Collected data entries:

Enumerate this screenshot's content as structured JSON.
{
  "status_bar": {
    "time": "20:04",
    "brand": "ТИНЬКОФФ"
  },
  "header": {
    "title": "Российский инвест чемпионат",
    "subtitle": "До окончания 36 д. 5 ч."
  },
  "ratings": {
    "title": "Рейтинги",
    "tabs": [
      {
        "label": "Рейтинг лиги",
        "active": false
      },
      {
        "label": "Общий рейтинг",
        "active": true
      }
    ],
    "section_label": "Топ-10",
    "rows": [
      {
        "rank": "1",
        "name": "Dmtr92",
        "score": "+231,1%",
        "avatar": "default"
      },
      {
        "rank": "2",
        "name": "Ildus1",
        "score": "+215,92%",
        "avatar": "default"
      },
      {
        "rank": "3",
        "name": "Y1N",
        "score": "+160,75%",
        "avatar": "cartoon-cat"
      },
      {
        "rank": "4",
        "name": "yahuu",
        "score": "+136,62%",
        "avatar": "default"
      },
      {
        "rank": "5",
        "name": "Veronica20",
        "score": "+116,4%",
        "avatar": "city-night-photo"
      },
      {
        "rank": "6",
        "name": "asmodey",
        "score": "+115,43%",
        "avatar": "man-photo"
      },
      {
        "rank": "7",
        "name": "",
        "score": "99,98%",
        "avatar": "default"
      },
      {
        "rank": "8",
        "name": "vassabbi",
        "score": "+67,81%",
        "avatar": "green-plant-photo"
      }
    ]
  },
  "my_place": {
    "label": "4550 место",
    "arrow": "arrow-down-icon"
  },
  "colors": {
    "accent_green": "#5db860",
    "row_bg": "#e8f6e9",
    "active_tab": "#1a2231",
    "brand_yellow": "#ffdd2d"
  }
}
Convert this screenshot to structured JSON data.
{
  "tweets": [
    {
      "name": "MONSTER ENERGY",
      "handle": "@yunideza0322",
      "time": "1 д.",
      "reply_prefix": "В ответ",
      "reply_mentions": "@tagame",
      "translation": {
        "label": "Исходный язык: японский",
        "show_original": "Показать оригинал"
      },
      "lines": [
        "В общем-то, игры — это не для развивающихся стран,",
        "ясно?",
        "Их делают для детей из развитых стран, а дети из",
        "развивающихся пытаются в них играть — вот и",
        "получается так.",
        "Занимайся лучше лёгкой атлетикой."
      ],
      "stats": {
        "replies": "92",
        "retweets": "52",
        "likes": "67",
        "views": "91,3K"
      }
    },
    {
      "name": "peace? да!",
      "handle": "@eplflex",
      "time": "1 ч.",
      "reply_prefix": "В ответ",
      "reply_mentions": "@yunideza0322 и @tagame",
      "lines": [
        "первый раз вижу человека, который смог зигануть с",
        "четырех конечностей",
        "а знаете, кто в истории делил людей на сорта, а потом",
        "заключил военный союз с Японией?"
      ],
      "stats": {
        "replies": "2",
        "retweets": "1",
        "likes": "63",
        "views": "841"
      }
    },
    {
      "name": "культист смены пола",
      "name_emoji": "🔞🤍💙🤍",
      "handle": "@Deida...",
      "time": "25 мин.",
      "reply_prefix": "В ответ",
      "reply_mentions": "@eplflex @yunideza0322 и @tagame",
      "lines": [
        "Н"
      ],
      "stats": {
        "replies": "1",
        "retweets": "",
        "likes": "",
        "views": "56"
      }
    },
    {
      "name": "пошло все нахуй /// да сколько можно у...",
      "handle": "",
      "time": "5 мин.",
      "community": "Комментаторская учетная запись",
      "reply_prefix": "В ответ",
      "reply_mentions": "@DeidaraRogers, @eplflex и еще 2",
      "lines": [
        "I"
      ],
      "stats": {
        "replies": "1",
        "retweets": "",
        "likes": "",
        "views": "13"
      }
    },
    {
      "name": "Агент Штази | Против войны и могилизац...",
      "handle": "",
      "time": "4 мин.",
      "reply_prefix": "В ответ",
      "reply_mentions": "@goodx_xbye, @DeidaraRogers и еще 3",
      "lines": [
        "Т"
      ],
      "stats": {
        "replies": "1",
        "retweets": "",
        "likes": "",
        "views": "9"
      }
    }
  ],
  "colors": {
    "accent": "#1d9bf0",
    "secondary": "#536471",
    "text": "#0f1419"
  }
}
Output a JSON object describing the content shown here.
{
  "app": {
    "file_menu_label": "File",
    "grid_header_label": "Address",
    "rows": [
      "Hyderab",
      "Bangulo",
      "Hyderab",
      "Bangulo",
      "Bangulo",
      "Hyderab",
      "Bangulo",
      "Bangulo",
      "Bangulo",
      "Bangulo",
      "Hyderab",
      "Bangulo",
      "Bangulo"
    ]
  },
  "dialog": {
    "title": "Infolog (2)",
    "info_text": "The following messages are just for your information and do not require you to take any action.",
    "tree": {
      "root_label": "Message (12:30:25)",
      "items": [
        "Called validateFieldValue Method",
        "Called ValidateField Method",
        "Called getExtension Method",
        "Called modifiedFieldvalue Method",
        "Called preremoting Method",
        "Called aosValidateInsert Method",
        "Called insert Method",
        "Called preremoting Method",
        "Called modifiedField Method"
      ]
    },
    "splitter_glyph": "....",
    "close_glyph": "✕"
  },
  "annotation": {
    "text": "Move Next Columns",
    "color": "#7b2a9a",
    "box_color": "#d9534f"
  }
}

* **Prompt**:
Reproduce the full listing word for word.

* **Result of this exercise**:
Enumerate this screenshot's content as structured JSON.
{
  "status_bar": {
    "time": "20:04",
    "brand": "ТИНЬКОФФ"
  },
  "header": {
    "title": "Российский инвест чемпионат",
    "subtitle": "До окончания 36 д. 5 ч."
  },
  "ratings": {
    "title": "Рейтинги",
    "tabs": [
      {
        "label": "Рейтинг лиги",
        "active": false
      },
      {
        "label": "Общий рейтинг",
        "active": true
      }
    ],
    "section_label": "Топ-10",
    "rows": [
      {
        "rank": "1",
        "name": "Dmtr92",
        "score": "+231,1%",
        "avatar": "default"
      },
      {
        "rank": "2",
        "name": "Ildus1",
        "score": "+215,92%",
        "avatar": "default"
      },
      {
        "rank": "3",
        "name": "Y1N",
        "score": "+160,75%",
        "avatar": "cartoon-cat"
      },
      {
        "rank": "4",
        "name": "yahuu",
        "score": "+136,62%",
        "avatar": "default"
      },
      {
        "rank": "5",
        "name": "Veronica20",
        "score": "+116,4%",
        "avatar": "city-night-photo"
      },
      {
        "rank": "6",
        "name": "asmodey",
        "score": "+115,43%",
        "avatar": "man-photo"
      },
      {
        "rank": "7",
        "name": "",
        "score": "99,98%",
        "avatar": "default"
      },
      {
        "rank": "8",
        "name": "vassabbi",
        "score": "+67,81%",
        "avatar": "green-plant-photo"
      }
    ]
  },
  "my_place": {
    "label": "4550 место",
    "arrow": "arrow-down-icon"
  },
  "colors": {
    "accent_green": "#5db860",
    "row_bg": "#e8f6e9",
    "active_tab": "#1a2231",
    "brand_yellow": "#ffdd2d"
  }
}
Convert this screenshot to structured JSON data.
{
  "tweets": [
    {
      "name": "MONSTER ENERGY",
      "handle": "@yunideza0322",
      "time": "1 д.",
      "reply_prefix": "В ответ",
      "reply_mentions": "@tagame",
      "translation": {
        "label": "Исходный язык: японский",
        "show_original": "Показать оригинал"
      },
      "lines": [
        "В общем-то, игры — это не для развивающихся стран,",
        "ясно?",
        "Их делают для детей из развитых стран, а дети из",
        "развивающихся пытаются в них играть — вот и",
        "получается так.",
        "Занимайся лучше лёгкой атлетикой."
      ],
      "stats": {
        "replies": "92",
        "retweets": "52",
        "likes": "67",
        "views": "91,3K"
      }
    },
    {
      "name": "peace? да!",
      "handle": "@eplflex",
      "time": "1 ч.",
      "reply_prefix": "В ответ",
      "reply_mentions": "@yunideza0322 и @tagame",
      "lines": [
        "первый раз вижу человека, который смог зигануть с",
        "четырех конечностей",
        "а знаете, кто в истории делил людей на сорта, а потом",
        "заключил военный союз с Японией?"
      ],
      "stats": {
        "replies": "2",
        "retweets": "1",
        "likes": "63",
        "views": "841"
      }
    },
    {
      "name": "культист смены пола",
      "name_emoji": "🔞🤍💙🤍",
      "handle": "@Deida...",
      "time": "25 мин.",
      "reply_prefix": "В ответ",
      "reply_mentions": "@eplflex @yunideza0322 и @tagame",
      "lines": [
        "Н"
      ],
      "stats": {
        "replies": "1",
        "retweets": "",
        "likes": "",
        "views": "56"
      }
    },
    {
      "name": "пошло все нахуй /// да сколько можно у...",
      "handle": "",
      "time": "5 мин.",
      "community": "Комментаторская учетная запись",
      "reply_prefix": "В ответ",
      "reply_mentions": "@DeidaraRogers, @eplflex и еще 2",
      "lines": [
        "I"
      ],
      "stats": {
        "replies": "1",
        "retweets": "",
        "likes": "",
        "views": "13"
      }
    },
    {
      "name": "Агент Штази | Против войны и могилизац...",
      "handle": "",
      "time": "4 мин.",
      "reply_prefix": "В ответ",
      "reply_mentions": "@goodx_xbye, @DeidaraRogers и еще 3",
      "lines": [
        "Т"
      ],
      "stats": {
        "replies": "1",
        "retweets": "",
        "likes": "",
        "views": "9"
      }
    }
  ],
  "colors": {
    "accent": "#1d9bf0",
    "secondary": "#536471",
    "text": "#0f1419"
  }
}
Output a JSON object describing the content shown here.
{
  "app": {
    "file_menu_label": "File",
    "grid_header_label": "Address",
    "rows": [
      "Hyderab",
      "Bangulo",
      "Hyderab",
      "Bangulo",
      "Bangulo",
      "Hyderab",
      "Bangulo",
      "Bangulo",
      "Bangulo",
      "Bangulo",
      "Hyderab",
      "Bangulo",
      "Bangulo"
    ]
  },
  "dialog": {
    "title": "Infolog (2)",
    "info_text": "The following messages are just for your information and do not require you to take any action.",
    "tree": {
      "root_label": "Message (12:30:25)",
      "items": [
        "Called validateFieldValue Method",
        "Called ValidateField Method",
        "Called getExtension Method",
        "Called modifiedFieldvalue Method",
        "Called preremoting Method",
        "Called aosValidateInsert Method",
        "Called insert Method",
        "Called preremoting Method",
        "Called modifiedField Method"
      ]
    },
    "splitter_glyph": "....",
    "close_glyph": "✕"
  },
  "annotation": {
    "text": "Move Next Columns",
    "color": "#7b2a9a",
    "box_color": "#d9534f"
  }
}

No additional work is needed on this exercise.